Requirement: Using the records below, count the lines with "ffffff" in them. Give the number only.

--------------------------------

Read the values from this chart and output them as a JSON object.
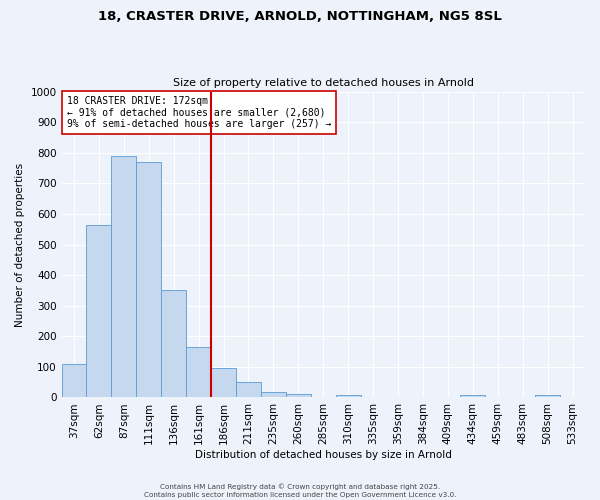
{
  "title_line1": "18, CRASTER DRIVE, ARNOLD, NOTTINGHAM, NG5 8SL",
  "title_line2": "Size of property relative to detached houses in Arnold",
  "xlabel": "Distribution of detached houses by size in Arnold",
  "ylabel": "Number of detached properties",
  "categories": [
    "37sqm",
    "62sqm",
    "87sqm",
    "111sqm",
    "136sqm",
    "161sqm",
    "186sqm",
    "211sqm",
    "235sqm",
    "260sqm",
    "285sqm",
    "310sqm",
    "335sqm",
    "359sqm",
    "384sqm",
    "409sqm",
    "434sqm",
    "459sqm",
    "483sqm",
    "508sqm",
    "533sqm"
  ],
  "values": [
    110,
    565,
    790,
    770,
    350,
    165,
    95,
    50,
    18,
    12,
    0,
    8,
    0,
    0,
    0,
    0,
    7,
    0,
    0,
    7,
    0
  ],
  "bar_color": "#c5d8ee",
  "bar_edge_color": "#5b9bd5",
  "vline_x": 5.5,
  "vline_color": "#cc0000",
  "annotation_text": "18 CRASTER DRIVE: 172sqm\n← 91% of detached houses are smaller (2,680)\n9% of semi-detached houses are larger (257) →",
  "annotation_box_color": "#ffffff",
  "annotation_box_edge": "#cc0000",
  "ylim": [
    0,
    1000
  ],
  "yticks": [
    0,
    100,
    200,
    300,
    400,
    500,
    600,
    700,
    800,
    900,
    1000
  ],
  "background_color": "#eef2fa",
  "grid_color": "#ffffff",
  "footer_text": "Contains HM Land Registry data © Crown copyright and database right 2025.\nContains public sector information licensed under the Open Government Licence v3.0."
}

--------------------------------

Answer to the task: 2